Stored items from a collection
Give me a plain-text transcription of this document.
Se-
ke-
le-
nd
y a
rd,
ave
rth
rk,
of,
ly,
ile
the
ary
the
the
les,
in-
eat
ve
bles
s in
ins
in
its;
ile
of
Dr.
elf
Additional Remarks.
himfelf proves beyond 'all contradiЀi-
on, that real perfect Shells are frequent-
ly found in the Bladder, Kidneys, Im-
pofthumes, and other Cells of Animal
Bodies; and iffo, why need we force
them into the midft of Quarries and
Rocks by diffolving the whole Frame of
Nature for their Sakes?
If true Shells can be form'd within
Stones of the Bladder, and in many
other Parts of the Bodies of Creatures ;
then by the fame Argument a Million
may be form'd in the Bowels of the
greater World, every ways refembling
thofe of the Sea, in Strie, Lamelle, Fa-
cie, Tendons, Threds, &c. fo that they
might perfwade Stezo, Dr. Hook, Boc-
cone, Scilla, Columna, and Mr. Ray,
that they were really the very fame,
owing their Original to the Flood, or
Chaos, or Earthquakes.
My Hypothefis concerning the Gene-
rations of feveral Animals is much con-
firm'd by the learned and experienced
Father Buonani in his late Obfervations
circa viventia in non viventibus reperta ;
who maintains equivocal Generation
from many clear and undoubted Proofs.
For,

> **WHAT THE TASK ASKS**: Your answer must be the complete data, repeated word for word.

> **TASK RESPONSE**:
Give me a plain-text transcription of this document.
Se-
ke-
le-
nd
y a
rd,
ave
rth
rk,
of,
ly,
ile
the
ary
the
the
les,
in-
eat
ve
bles
s in
ins
in
its;
ile
of
Dr.
elf
Additional Remarks.
himfelf proves beyond 'all contradiЀi-
on, that real perfect Shells are frequent-
ly found in the Bladder, Kidneys, Im-
pofthumes, and other Cells of Animal
Bodies; and iffo, why need we force
them into the midft of Quarries and
Rocks by diffolving the whole Frame of
Nature for their Sakes?
If true Shells can be form'd within
Stones of the Bladder, and in many
other Parts of the Bodies of Creatures ;
then by the fame Argument a Million
may be form'd in the Bowels of the
greater World, every ways refembling
thofe of the Sea, in Strie, Lamelle, Fa-
cie, Tendons, Threds, &c. fo that they
might perfwade Stezo, Dr. Hook, Boc-
cone, Scilla, Columna, and Mr. Ray,
that they were really the very fame,
owing their Original to the Flood, or
Chaos, or Earthquakes.
My Hypothefis concerning the Gene-
rations of feveral Animals is much con-
firm'd by the learned and experienced
Father Buonani in his late Obfervations
circa viventia in non viventibus reperta ;
who maintains equivocal Generation
from many clear and undoubted Proofs.
For,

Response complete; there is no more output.